• Directions for this task
Find every line in the records that contains the word "bounding", matching case exactly, and copy each of those lines in full.

* begin *

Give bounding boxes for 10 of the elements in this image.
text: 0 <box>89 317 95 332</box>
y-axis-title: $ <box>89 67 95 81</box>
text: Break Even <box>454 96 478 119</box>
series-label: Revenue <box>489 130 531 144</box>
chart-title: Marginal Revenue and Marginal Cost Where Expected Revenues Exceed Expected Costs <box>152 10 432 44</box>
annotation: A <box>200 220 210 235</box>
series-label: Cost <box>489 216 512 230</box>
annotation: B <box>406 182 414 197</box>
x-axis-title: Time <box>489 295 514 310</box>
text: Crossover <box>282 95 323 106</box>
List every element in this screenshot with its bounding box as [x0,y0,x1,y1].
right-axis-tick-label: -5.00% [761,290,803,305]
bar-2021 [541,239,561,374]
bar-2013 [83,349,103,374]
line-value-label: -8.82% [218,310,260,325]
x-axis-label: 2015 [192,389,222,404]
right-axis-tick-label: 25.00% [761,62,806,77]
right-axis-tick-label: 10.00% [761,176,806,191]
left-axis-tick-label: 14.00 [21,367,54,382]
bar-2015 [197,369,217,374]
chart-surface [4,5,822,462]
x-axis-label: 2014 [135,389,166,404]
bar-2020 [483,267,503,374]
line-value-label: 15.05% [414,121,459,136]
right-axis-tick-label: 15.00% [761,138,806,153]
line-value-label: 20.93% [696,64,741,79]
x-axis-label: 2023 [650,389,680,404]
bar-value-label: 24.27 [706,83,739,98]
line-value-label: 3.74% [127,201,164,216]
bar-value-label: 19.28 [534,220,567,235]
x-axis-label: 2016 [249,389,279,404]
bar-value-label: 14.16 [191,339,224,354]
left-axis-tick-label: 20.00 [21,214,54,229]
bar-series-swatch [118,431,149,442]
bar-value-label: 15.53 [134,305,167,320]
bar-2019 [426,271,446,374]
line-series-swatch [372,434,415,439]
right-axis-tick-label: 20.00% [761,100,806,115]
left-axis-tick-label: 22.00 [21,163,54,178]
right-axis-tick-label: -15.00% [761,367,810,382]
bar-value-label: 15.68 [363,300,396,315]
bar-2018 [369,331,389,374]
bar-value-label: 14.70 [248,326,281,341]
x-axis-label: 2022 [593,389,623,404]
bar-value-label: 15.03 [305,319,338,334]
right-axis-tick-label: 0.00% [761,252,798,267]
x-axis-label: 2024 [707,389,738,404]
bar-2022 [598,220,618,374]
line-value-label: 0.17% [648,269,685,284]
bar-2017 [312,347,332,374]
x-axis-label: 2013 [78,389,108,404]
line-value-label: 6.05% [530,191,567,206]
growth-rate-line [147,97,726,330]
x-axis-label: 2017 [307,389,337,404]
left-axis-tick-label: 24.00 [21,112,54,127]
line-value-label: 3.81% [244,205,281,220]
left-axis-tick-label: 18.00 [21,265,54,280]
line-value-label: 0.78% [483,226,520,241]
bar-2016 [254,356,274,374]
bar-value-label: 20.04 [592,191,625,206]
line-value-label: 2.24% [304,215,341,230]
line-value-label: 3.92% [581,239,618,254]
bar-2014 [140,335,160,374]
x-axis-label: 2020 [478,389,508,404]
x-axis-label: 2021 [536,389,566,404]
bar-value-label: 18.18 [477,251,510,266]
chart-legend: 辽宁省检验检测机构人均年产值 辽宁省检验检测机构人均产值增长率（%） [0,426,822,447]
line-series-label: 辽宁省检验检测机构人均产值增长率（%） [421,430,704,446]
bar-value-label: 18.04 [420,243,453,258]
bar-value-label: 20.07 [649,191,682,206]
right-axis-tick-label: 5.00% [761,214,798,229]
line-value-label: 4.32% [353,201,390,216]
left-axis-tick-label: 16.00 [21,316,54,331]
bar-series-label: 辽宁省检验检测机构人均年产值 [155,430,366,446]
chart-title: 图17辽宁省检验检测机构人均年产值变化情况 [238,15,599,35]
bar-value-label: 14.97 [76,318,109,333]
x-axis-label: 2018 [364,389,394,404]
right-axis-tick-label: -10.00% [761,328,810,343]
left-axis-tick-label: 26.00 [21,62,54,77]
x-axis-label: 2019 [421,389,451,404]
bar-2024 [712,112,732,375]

* end *

• Reply to the task
Give bounding boxes for 10 of the elements in this image.
List every element in this screenshot with its bounding box as [x0,y0,x1,y1].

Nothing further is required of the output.